▶ [Short task] Within the records below, find each line that holds the string "ความร", then copy it.

===============

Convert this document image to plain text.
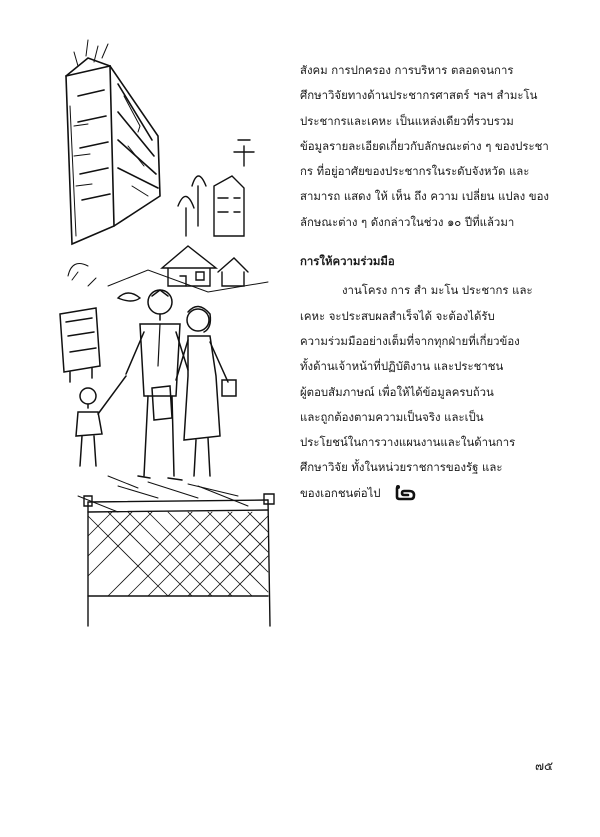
สังคม การปกครอง การบริหาร ตลอดจนการ
ศึกษาวิจัยทางด้านประชากรศาสตร์ ฯลฯ สำมะโน
ประชากรและเคหะ เป็นแหล่งเดียวที่รวบรวม
ข้อมูลรายละเอียดเกี่ยวกับลักษณะต่าง ๆ ของประชา
กร ที่อยู่อาศัยของประชากรในระดับจังหวัด และ
สามารถ แสดง ให้ เห็น ถึง ความ เปลี่ยน แปลง ของ
ลักษณะต่าง ๆ ดังกล่าวในช่วง ๑๐ ปีที่แล้วมา
การให้ความร่วมมือ
งานโครง การ สำ มะโน ประชากร และ
เคหะ จะประสบผลสำเร็จได้ จะต้องได้รับ
ความร่วมมืออย่างเต็มที่จากทุกฝ่ายที่เกี่ยวข้อง
ทั้งด้านเจ้าหน้าที่ปฏิบัติงาน และประชาชน
ผู้ตอบสัมภาษณ์ เพื่อให้ได้ข้อมูลครบถ้วน
และถูกต้องตามความเป็นจริง และเป็น
ประโยชน์ในการวางแผนงานและในด้านการ
ศึกษาวิจัย ทั้งในหน่วยราชการของรัฐ และ
ของเอกชนต่อไป
๗๕
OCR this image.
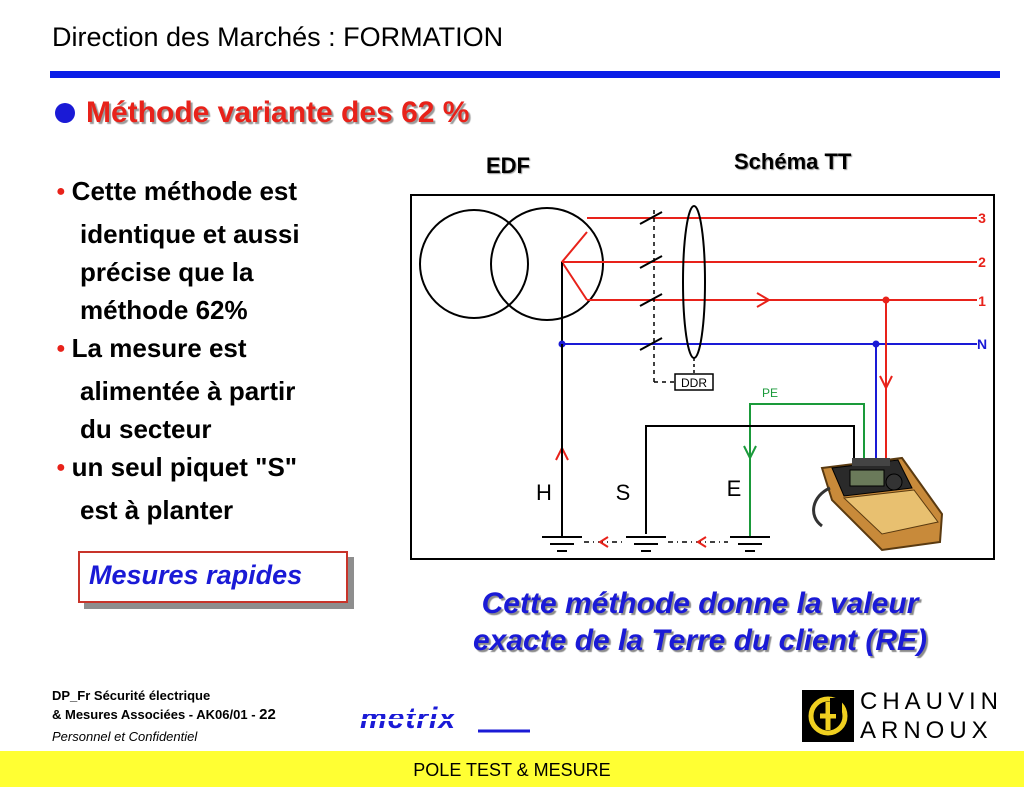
Direction des Marchés : FORMATION
Méthode variante des 62 %
● Cette méthode est
identique et aussi
précise que la
méthode 62%
● La mesure est
alimentée à partir
du secteur
● un seul piquet "S"
est à planter
Mesures rapides
EDF	Schéma TT
DDR
3
2
1
N
PE
H	S	E
Cette méthode donne la valeur
exacte de la Terre du client (RE)
DP_Fr Sécurité électrique
& Mesures Associées - AK06/01 - 22
Personnel et Confidentiel
metrix
CHAUVIN
ARNOUX
POLE TEST & MESURE
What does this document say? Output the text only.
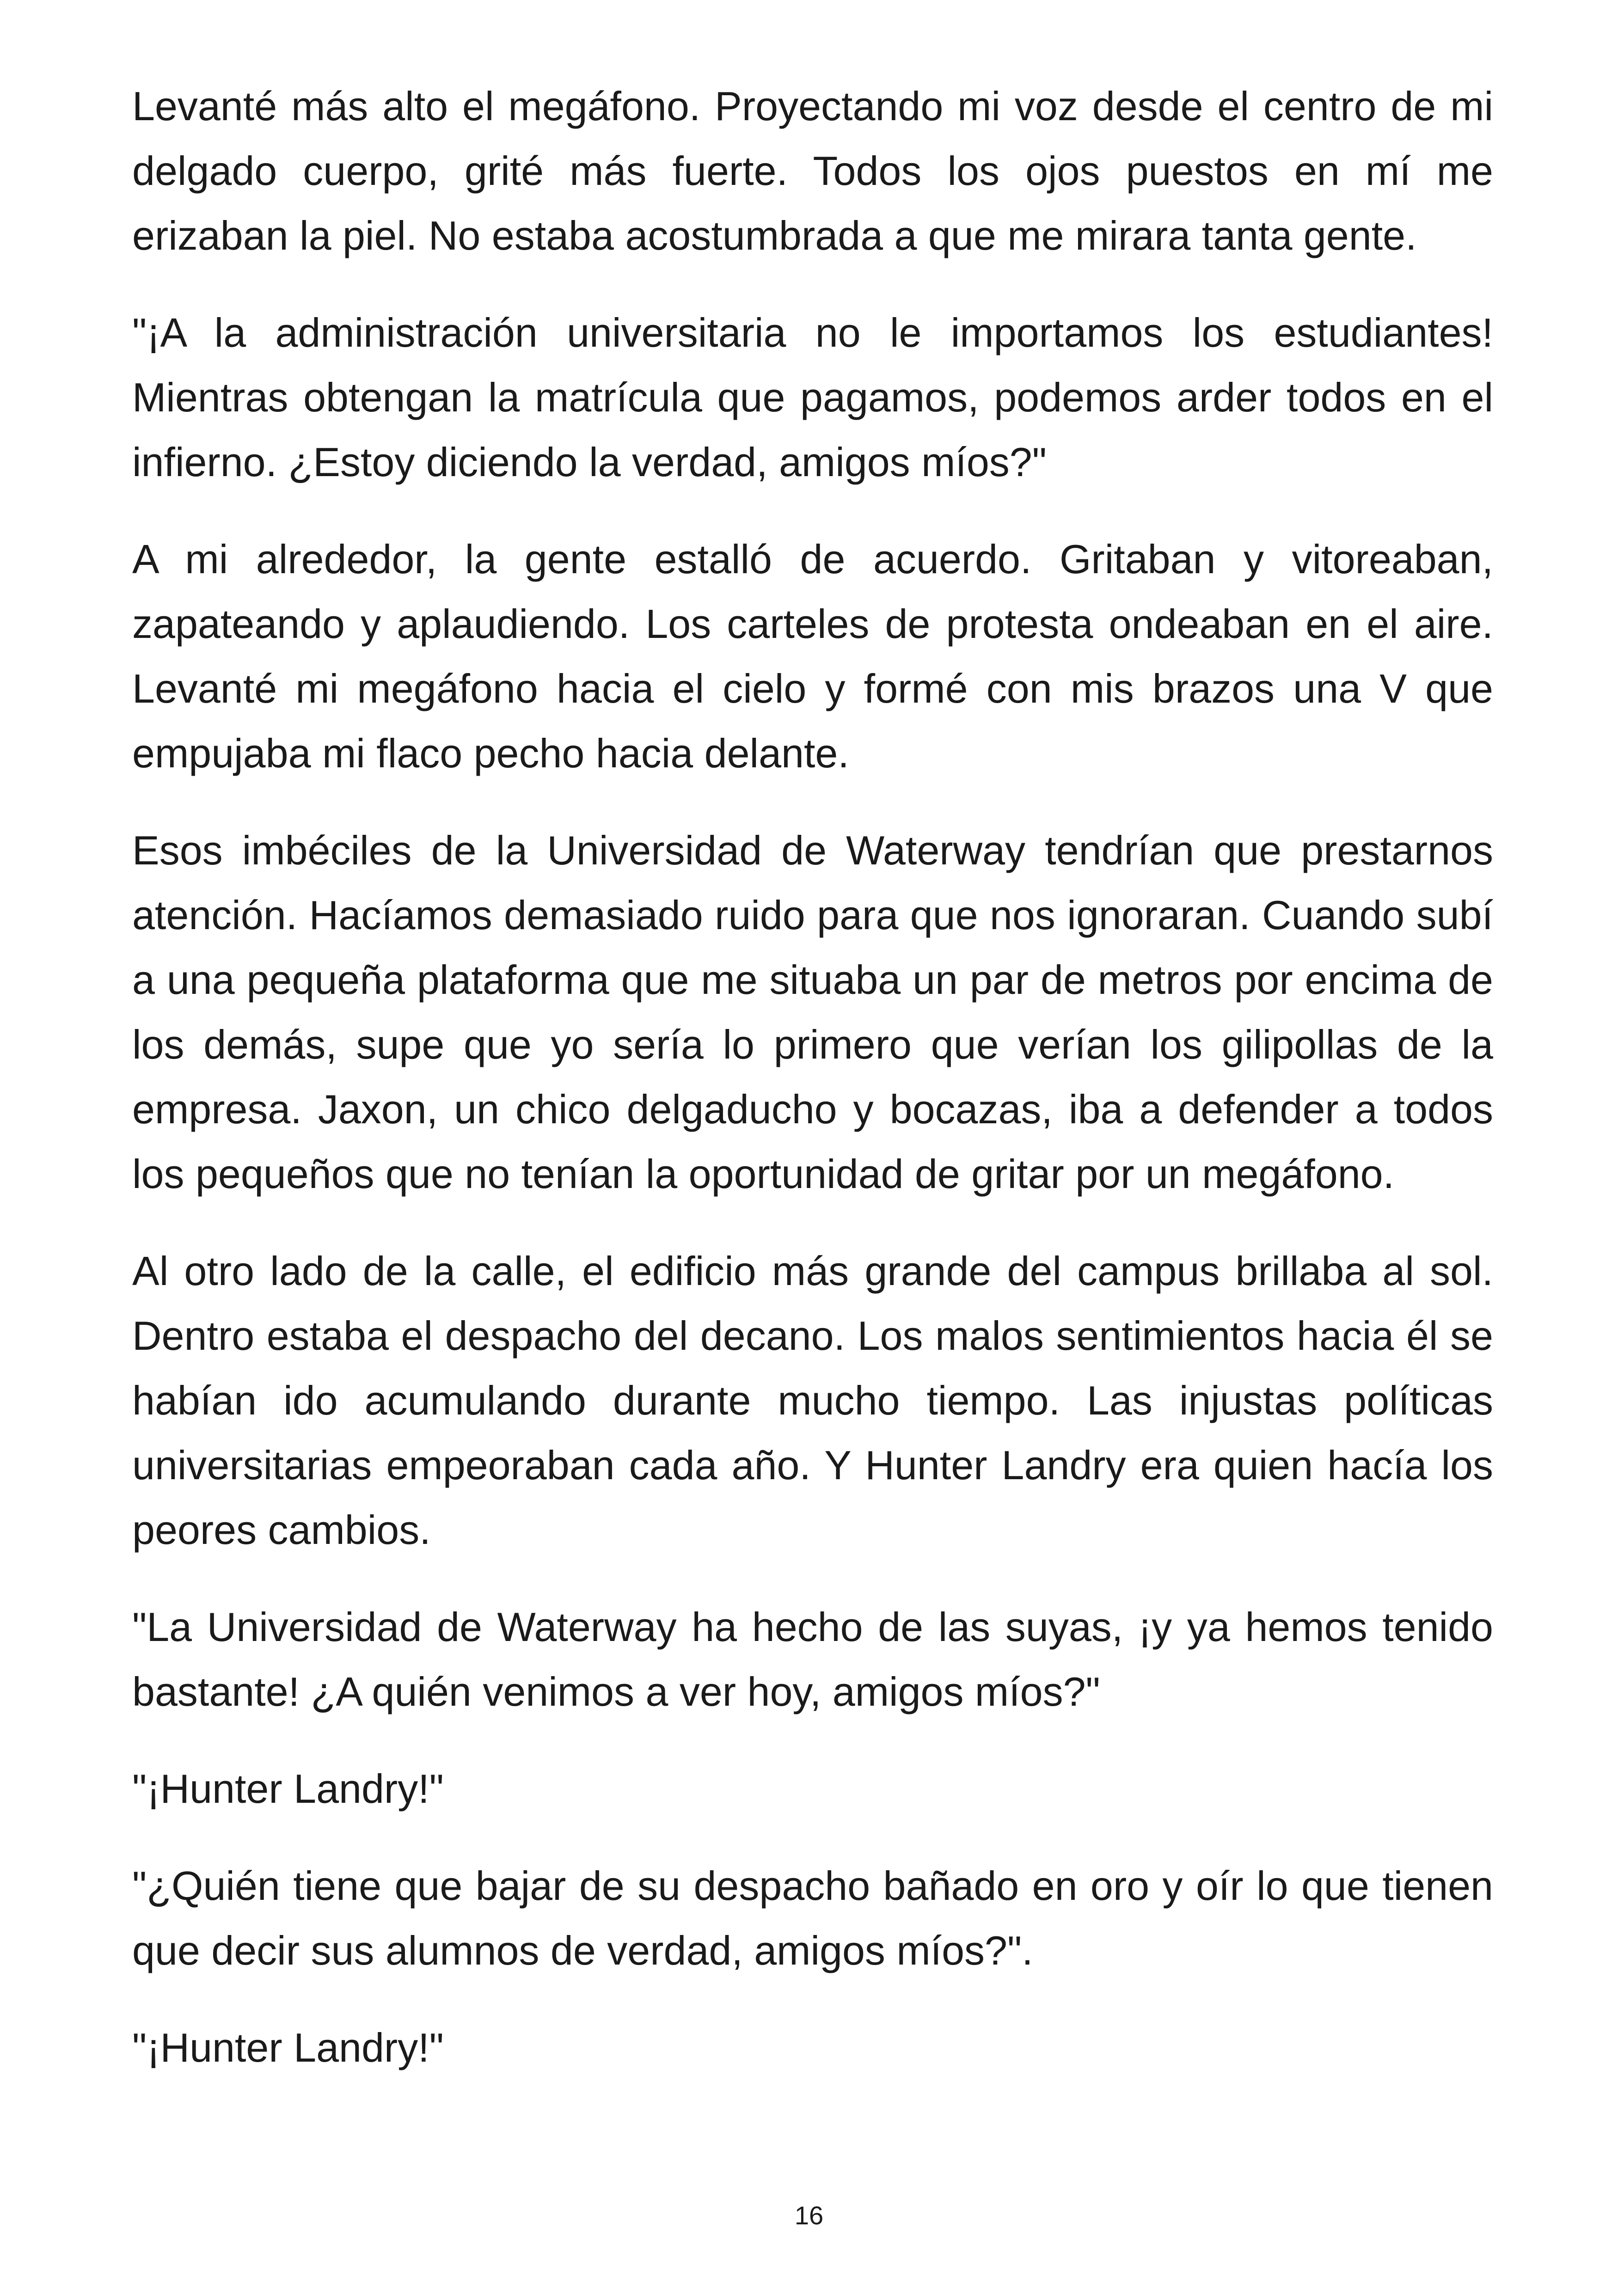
Levanté más alto el megáfono. Proyectando mi voz desde el centro de mi delgado cuerpo, grité más fuerte. Todos los ojos puestos en mí me erizaban la piel. No estaba acostumbrada a que me mirara tanta gente.

"¡A la administración universitaria no le importamos los estudiantes! Mientras obtengan la matrícula que pagamos, podemos arder todos en el infierno. ¿Estoy diciendo la verdad, amigos míos?"

A mi alrededor, la gente estalló de acuerdo. Gritaban y vitoreaban, zapateando y aplaudiendo. Los carteles de protesta ondeaban en el aire. Levanté mi megáfono hacia el cielo y formé con mis brazos una V que empujaba mi flaco pecho hacia delante.

Esos imbéciles de la Universidad de Waterway tendrían que prestarnos atención. Hacíamos demasiado ruido para que nos ignoraran. Cuando subí a una pequeña plataforma que me situaba un par de metros por encima de los demás, supe que yo sería lo primero que verían los gilipollas de la empresa. Jaxon, un chico delgaducho y bocazas, iba a defender a todos los pequeños que no tenían la oportunidad de gritar por un megáfono.

Al otro lado de la calle, el edificio más grande del campus brillaba al sol. Dentro estaba el despacho del decano. Los malos sentimientos hacia él se habían ido acumulando durante mucho tiempo. Las injustas políticas universitarias empeoraban cada año. Y Hunter Landry era quien hacía los peores cambios.

"La Universidad de Waterway ha hecho de las suyas, ¡y ya hemos tenido bastante! ¿A quién venimos a ver hoy, amigos míos?"

"¡Hunter Landry!"

"¿Quién tiene que bajar de su despacho bañado en oro y oír lo que tienen que decir sus alumnos de verdad, amigos míos?".

"¡Hunter Landry!"

16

===============

▶ [Solution for this exercise]
การให้ความร่วมมือ
ความร่วมมืออย่างเต็มที่จากทุกฝ่ายที่เกี่ยวข้อง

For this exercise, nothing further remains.